## EXERCISE PROMPT
Show all lines from the listing below that contain "right".

━━━ EXTRACTED DATA ━━━

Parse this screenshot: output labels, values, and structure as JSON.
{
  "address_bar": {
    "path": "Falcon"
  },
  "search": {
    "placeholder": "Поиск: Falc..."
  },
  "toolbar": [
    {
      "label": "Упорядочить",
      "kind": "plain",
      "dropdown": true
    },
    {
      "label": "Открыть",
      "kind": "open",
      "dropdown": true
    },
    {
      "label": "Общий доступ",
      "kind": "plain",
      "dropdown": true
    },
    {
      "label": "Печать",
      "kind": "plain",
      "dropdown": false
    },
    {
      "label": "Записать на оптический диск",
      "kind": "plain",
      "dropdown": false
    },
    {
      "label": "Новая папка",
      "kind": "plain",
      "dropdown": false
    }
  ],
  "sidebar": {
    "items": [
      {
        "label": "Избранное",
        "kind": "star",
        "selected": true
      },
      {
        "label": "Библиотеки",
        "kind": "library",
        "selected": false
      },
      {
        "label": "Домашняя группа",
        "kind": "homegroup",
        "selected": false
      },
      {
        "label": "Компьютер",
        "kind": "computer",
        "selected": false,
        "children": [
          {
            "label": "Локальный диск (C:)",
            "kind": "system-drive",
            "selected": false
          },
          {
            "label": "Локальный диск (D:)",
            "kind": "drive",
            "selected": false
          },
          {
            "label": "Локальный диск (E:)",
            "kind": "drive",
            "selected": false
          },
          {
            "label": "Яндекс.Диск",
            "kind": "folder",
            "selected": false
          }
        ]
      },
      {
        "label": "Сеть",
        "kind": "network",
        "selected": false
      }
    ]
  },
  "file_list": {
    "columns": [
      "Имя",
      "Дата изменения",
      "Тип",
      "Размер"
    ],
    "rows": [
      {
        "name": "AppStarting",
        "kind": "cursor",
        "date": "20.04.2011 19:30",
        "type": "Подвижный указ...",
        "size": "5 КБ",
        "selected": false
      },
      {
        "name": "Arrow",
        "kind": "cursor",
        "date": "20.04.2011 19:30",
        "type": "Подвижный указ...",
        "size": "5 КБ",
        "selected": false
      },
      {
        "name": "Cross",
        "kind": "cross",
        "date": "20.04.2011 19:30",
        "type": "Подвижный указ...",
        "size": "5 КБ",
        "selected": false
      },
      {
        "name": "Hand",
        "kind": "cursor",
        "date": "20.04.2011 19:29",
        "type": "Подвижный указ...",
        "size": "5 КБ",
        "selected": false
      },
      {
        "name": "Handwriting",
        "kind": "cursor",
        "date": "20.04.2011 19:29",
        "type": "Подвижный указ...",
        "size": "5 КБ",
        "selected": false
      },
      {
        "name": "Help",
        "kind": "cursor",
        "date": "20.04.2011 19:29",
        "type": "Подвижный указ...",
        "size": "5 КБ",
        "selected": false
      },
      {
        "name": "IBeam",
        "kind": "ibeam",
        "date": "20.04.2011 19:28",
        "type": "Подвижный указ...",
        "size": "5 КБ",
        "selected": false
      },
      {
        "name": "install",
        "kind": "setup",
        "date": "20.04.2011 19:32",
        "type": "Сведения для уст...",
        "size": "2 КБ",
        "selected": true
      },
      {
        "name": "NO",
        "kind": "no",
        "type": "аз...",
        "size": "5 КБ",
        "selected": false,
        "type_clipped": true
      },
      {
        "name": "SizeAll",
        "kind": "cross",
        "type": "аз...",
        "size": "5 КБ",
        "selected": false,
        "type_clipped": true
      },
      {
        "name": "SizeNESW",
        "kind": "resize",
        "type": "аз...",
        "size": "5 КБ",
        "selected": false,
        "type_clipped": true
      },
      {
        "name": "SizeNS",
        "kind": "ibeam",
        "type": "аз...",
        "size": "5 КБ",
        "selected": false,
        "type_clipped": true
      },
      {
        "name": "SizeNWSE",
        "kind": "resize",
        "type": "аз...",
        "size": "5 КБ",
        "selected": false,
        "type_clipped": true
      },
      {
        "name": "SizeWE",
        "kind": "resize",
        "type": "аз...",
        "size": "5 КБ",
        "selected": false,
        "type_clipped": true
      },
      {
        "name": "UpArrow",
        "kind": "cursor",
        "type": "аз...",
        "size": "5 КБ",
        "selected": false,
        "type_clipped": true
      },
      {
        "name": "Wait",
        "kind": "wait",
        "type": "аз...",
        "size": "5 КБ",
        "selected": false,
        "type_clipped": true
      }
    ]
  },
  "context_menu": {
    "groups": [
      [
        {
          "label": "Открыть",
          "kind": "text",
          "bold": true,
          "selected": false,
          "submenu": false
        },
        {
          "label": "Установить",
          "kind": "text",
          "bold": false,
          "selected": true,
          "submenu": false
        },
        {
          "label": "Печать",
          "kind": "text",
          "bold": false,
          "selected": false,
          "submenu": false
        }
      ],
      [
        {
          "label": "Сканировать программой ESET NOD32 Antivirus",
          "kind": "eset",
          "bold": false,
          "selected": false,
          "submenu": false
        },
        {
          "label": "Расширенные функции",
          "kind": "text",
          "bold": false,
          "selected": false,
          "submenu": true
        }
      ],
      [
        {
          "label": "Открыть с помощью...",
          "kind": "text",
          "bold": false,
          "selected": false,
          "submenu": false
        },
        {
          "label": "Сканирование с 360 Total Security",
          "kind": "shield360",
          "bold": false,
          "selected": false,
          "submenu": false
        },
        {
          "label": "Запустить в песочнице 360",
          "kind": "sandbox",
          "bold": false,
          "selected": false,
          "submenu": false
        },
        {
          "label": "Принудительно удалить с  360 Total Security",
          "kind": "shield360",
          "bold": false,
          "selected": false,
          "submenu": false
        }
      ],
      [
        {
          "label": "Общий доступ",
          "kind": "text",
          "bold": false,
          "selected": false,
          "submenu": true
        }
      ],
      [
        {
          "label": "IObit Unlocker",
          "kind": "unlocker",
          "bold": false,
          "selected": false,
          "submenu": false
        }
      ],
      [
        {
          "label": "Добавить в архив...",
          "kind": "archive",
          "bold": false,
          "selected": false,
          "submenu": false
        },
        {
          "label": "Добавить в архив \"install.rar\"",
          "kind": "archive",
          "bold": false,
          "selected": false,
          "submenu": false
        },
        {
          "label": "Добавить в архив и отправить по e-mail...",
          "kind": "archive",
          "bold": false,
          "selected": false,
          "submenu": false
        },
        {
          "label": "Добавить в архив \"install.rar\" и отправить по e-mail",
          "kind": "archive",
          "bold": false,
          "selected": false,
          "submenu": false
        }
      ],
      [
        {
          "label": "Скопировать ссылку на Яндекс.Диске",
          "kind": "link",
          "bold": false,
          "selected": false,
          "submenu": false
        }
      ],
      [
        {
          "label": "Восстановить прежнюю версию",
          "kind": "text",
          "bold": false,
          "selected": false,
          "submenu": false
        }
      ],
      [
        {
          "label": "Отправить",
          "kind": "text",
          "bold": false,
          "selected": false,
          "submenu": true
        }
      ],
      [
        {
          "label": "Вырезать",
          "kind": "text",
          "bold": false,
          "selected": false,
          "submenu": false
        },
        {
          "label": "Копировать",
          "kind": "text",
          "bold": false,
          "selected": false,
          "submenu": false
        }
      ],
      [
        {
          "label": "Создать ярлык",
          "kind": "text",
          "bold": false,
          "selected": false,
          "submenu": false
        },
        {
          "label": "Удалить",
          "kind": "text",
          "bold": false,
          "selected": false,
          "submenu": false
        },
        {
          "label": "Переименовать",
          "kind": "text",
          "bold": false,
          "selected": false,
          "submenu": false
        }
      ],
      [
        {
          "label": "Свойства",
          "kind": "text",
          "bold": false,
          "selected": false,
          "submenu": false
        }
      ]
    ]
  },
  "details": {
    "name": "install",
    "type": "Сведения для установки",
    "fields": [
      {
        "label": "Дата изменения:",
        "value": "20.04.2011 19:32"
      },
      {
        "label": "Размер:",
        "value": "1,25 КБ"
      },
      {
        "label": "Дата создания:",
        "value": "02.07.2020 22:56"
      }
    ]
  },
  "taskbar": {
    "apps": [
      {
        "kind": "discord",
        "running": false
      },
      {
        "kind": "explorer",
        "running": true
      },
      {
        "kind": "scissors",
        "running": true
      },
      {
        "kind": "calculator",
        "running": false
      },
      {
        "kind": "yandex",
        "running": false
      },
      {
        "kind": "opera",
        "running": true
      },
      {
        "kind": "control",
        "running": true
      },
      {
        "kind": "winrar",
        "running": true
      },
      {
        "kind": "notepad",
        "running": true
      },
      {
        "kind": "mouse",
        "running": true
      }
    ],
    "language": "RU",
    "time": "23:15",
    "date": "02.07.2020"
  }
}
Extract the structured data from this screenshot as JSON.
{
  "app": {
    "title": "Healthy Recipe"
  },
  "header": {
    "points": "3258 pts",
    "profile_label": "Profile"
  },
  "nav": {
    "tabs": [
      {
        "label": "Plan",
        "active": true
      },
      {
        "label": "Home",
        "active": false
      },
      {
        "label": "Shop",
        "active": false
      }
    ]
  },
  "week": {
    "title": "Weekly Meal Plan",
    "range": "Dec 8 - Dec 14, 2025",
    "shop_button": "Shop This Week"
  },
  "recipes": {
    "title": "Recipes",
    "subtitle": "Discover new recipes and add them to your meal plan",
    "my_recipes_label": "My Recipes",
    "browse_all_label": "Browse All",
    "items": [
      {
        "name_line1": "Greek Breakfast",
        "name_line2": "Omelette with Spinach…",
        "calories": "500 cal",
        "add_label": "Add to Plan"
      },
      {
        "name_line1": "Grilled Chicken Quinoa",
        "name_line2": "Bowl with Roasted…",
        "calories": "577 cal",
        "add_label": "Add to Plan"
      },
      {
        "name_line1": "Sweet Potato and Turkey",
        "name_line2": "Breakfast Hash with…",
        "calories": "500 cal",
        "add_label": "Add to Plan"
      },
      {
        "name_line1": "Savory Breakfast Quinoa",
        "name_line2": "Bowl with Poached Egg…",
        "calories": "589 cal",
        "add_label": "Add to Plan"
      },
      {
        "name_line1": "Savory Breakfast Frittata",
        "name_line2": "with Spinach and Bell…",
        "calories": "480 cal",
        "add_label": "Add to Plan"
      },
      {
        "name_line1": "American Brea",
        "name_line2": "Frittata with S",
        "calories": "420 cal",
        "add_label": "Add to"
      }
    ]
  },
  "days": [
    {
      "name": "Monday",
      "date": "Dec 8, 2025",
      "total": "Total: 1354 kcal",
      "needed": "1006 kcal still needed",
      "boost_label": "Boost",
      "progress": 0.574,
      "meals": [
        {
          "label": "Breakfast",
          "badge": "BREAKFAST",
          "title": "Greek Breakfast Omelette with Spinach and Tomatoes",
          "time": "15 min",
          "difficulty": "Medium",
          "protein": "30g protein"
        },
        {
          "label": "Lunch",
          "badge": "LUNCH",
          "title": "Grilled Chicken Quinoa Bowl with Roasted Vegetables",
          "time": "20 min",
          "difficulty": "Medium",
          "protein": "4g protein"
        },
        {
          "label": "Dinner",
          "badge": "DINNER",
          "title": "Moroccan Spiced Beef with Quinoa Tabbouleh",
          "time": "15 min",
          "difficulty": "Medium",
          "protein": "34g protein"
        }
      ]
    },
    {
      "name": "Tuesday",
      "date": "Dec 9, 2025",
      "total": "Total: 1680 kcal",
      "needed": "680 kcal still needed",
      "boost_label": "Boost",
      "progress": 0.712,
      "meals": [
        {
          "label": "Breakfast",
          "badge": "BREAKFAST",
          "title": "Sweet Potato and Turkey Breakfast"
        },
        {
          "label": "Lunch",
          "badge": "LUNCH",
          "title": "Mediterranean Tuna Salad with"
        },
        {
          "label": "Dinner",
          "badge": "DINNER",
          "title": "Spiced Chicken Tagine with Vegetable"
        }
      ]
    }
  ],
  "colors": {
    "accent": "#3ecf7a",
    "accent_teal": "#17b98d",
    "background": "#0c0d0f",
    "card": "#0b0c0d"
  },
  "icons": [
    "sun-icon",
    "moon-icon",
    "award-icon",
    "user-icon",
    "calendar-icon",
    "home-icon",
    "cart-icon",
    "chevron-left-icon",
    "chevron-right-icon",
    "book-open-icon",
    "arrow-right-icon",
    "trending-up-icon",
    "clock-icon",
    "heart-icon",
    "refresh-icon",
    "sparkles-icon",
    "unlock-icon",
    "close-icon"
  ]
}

━━━

## SOLUTION FOR THIS TASK
    "chevron-right-icon",
    "arrow-right-icon",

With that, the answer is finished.